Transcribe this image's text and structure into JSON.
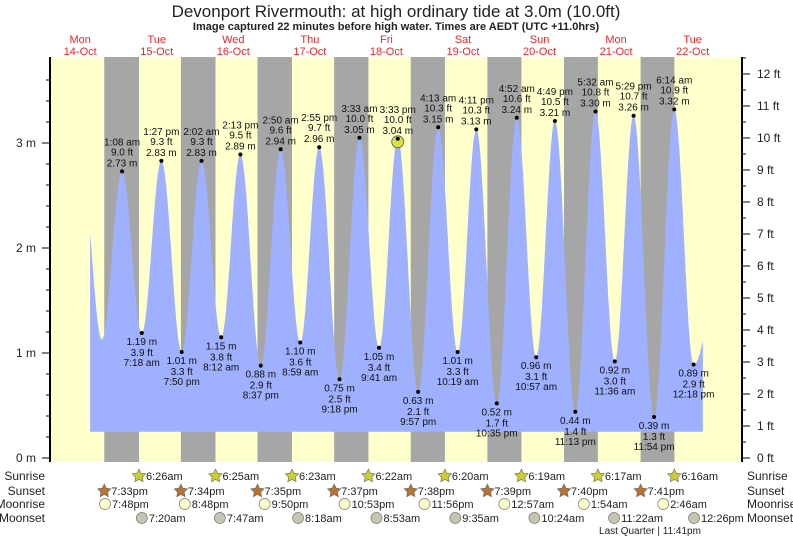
{
  "chart_data": {
    "type": "area",
    "title": "Devonport Rivermouth: at high  ordinary tide at 3.0m (10.0ft)",
    "subtitle": "Image captured 22 minutes before high water. Times are AEDT (UTC +11.0hrs)",
    "days": [
      {
        "dow": "Mon",
        "date": "14-Oct"
      },
      {
        "dow": "Tue",
        "date": "15-Oct"
      },
      {
        "dow": "Wed",
        "date": "16-Oct"
      },
      {
        "dow": "Thu",
        "date": "17-Oct"
      },
      {
        "dow": "Fri",
        "date": "18-Oct"
      },
      {
        "dow": "Sat",
        "date": "19-Oct"
      },
      {
        "dow": "Sun",
        "date": "20-Oct"
      },
      {
        "dow": "Mon",
        "date": "21-Oct"
      },
      {
        "dow": "Tue",
        "date": "22-Oct"
      }
    ],
    "left_axis": {
      "unit": "m",
      "ticks": [
        "0 m",
        "1 m",
        "2 m",
        "3 m"
      ],
      "ylim": [
        0,
        3.8
      ]
    },
    "right_axis": {
      "unit": "ft",
      "ticks": [
        "0 ft",
        "1 ft",
        "2 ft",
        "3 ft",
        "4 ft",
        "5 ft",
        "6 ft",
        "7 ft",
        "8 ft",
        "9 ft",
        "10 ft",
        "11 ft",
        "12 ft"
      ]
    },
    "extremes": [
      {
        "type": "high",
        "day": 1,
        "time": "1:08 am",
        "ft": "9.0 ft",
        "m": "2.73 m",
        "value": 2.73
      },
      {
        "type": "low",
        "day": 1,
        "time": "7:18 am",
        "ft": "3.9 ft",
        "m": "1.19 m",
        "value": 1.19
      },
      {
        "type": "high",
        "day": 1,
        "time": "1:27 pm",
        "ft": "9.3 ft",
        "m": "2.83 m",
        "value": 2.83
      },
      {
        "type": "low",
        "day": 1,
        "time": "7:50 pm",
        "ft": "3.3 ft",
        "m": "1.01 m",
        "value": 1.01
      },
      {
        "type": "high",
        "day": 2,
        "time": "2:02 am",
        "ft": "9.3 ft",
        "m": "2.83 m",
        "value": 2.83
      },
      {
        "type": "low",
        "day": 2,
        "time": "8:12 am",
        "ft": "3.8 ft",
        "m": "1.15 m",
        "value": 1.15
      },
      {
        "type": "high",
        "day": 2,
        "time": "2:13 pm",
        "ft": "9.5 ft",
        "m": "2.89 m",
        "value": 2.89
      },
      {
        "type": "low",
        "day": 2,
        "time": "8:37 pm",
        "ft": "2.9 ft",
        "m": "0.88 m",
        "value": 0.88
      },
      {
        "type": "high",
        "day": 3,
        "time": "2:50 am",
        "ft": "9.6 ft",
        "m": "2.94 m",
        "value": 2.94
      },
      {
        "type": "low",
        "day": 3,
        "time": "8:59 am",
        "ft": "3.6 ft",
        "m": "1.10 m",
        "value": 1.1
      },
      {
        "type": "high",
        "day": 3,
        "time": "2:55 pm",
        "ft": "9.7 ft",
        "m": "2.96 m",
        "value": 2.96
      },
      {
        "type": "low",
        "day": 3,
        "time": "9:18 pm",
        "ft": "2.5 ft",
        "m": "0.75 m",
        "value": 0.75
      },
      {
        "type": "high",
        "day": 4,
        "time": "3:33 am",
        "ft": "10.0 ft",
        "m": "3.05 m",
        "value": 3.05
      },
      {
        "type": "low",
        "day": 4,
        "time": "9:41 am",
        "ft": "3.4 ft",
        "m": "1.05 m",
        "value": 1.05
      },
      {
        "type": "high",
        "day": 4,
        "time": "3:33 pm",
        "ft": "10.0 ft",
        "m": "3.04 m",
        "value": 3.04,
        "current": true
      },
      {
        "type": "low",
        "day": 4,
        "time": "9:57 pm",
        "ft": "2.1 ft",
        "m": "0.63 m",
        "value": 0.63
      },
      {
        "type": "high",
        "day": 5,
        "time": "4:13 am",
        "ft": "10.3 ft",
        "m": "3.15 m",
        "value": 3.15
      },
      {
        "type": "low",
        "day": 5,
        "time": "10:19 am",
        "ft": "3.3 ft",
        "m": "1.01 m",
        "value": 1.01
      },
      {
        "type": "high",
        "day": 5,
        "time": "4:11 pm",
        "ft": "10.3 ft",
        "m": "3.13 m",
        "value": 3.13
      },
      {
        "type": "low",
        "day": 5,
        "time": "10:35 pm",
        "ft": "1.7 ft",
        "m": "0.52 m",
        "value": 0.52
      },
      {
        "type": "high",
        "day": 6,
        "time": "4:52 am",
        "ft": "10.6 ft",
        "m": "3.24 m",
        "value": 3.24
      },
      {
        "type": "low",
        "day": 6,
        "time": "10:57 am",
        "ft": "3.1 ft",
        "m": "0.96 m",
        "value": 0.96
      },
      {
        "type": "high",
        "day": 6,
        "time": "4:49 pm",
        "ft": "10.5 ft",
        "m": "3.21 m",
        "value": 3.21
      },
      {
        "type": "low",
        "day": 6,
        "time": "11:13 pm",
        "ft": "1.4 ft",
        "m": "0.44 m",
        "value": 0.44
      },
      {
        "type": "high",
        "day": 7,
        "time": "5:32 am",
        "ft": "10.8 ft",
        "m": "3.30 m",
        "value": 3.3
      },
      {
        "type": "low",
        "day": 7,
        "time": "11:36 am",
        "ft": "3.0 ft",
        "m": "0.92 m",
        "value": 0.92
      },
      {
        "type": "high",
        "day": 7,
        "time": "5:29 pm",
        "ft": "10.7 ft",
        "m": "3.26 m",
        "value": 3.26
      },
      {
        "type": "low",
        "day": 7,
        "time": "11:54 pm",
        "ft": "1.3 ft",
        "m": "0.39 m",
        "value": 0.39
      },
      {
        "type": "high",
        "day": 8,
        "time": "6:14 am",
        "ft": "10.9 ft",
        "m": "3.32 m",
        "value": 3.32
      },
      {
        "type": "low",
        "day": 8,
        "time": "12:18 pm",
        "ft": "2.9 ft",
        "m": "0.89 m",
        "value": 0.89
      }
    ],
    "rows": {
      "labels": {
        "sunrise": "Sunrise",
        "sunset": "Sunset",
        "moonrise": "Moonrise",
        "moonset": "Moonset"
      },
      "sunrise": [
        {
          "day": 1,
          "time": "6:26am"
        },
        {
          "day": 2,
          "time": "6:25am"
        },
        {
          "day": 3,
          "time": "6:23am"
        },
        {
          "day": 4,
          "time": "6:22am"
        },
        {
          "day": 5,
          "time": "6:20am"
        },
        {
          "day": 6,
          "time": "6:19am"
        },
        {
          "day": 7,
          "time": "6:17am"
        },
        {
          "day": 8,
          "time": "6:16am"
        }
      ],
      "sunset": [
        {
          "day": 0,
          "time": "7:33pm"
        },
        {
          "day": 1,
          "time": "7:34pm"
        },
        {
          "day": 2,
          "time": "7:35pm"
        },
        {
          "day": 3,
          "time": "7:37pm"
        },
        {
          "day": 4,
          "time": "7:38pm"
        },
        {
          "day": 5,
          "time": "7:39pm"
        },
        {
          "day": 6,
          "time": "7:40pm"
        },
        {
          "day": 7,
          "time": "7:41pm"
        }
      ],
      "moonrise": [
        {
          "day": 0,
          "time": "7:48pm"
        },
        {
          "day": 1,
          "time": "8:48pm"
        },
        {
          "day": 2,
          "time": "9:50pm"
        },
        {
          "day": 3,
          "time": "10:53pm"
        },
        {
          "day": 4,
          "time": "11:56pm"
        },
        {
          "day": 6,
          "time": "12:57am"
        },
        {
          "day": 7,
          "time": "1:54am"
        },
        {
          "day": 8,
          "time": "2:46am"
        }
      ],
      "moonset": [
        {
          "day": 1,
          "time": "7:20am"
        },
        {
          "day": 2,
          "time": "7:47am"
        },
        {
          "day": 3,
          "time": "8:18am"
        },
        {
          "day": 4,
          "time": "8:53am"
        },
        {
          "day": 5,
          "time": "9:35am"
        },
        {
          "day": 6,
          "time": "10:24am"
        },
        {
          "day": 7,
          "time": "11:22am"
        },
        {
          "day": 8,
          "time": "12:26pm"
        }
      ]
    },
    "moon_phase": "Last Quarter | 11:41pm",
    "colors": {
      "day": "#ffffcc",
      "night": "#a6a6a6",
      "water": "#9fb0ff",
      "day_label": "#ff2020",
      "sunrise": "#cccc33",
      "sunset": "#b87333",
      "moonrise": "#ffffcc",
      "moonset": "#c8c4b4",
      "current_marker": "#dddd44"
    }
  }
}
========================================================================
* [Given instruction]
Every line above that contains the word "sunrise" should be reported.

* [Task answer]
        "sunrise": "Sunrise",
      "sunrise": [
      "sunrise": "#cccc33",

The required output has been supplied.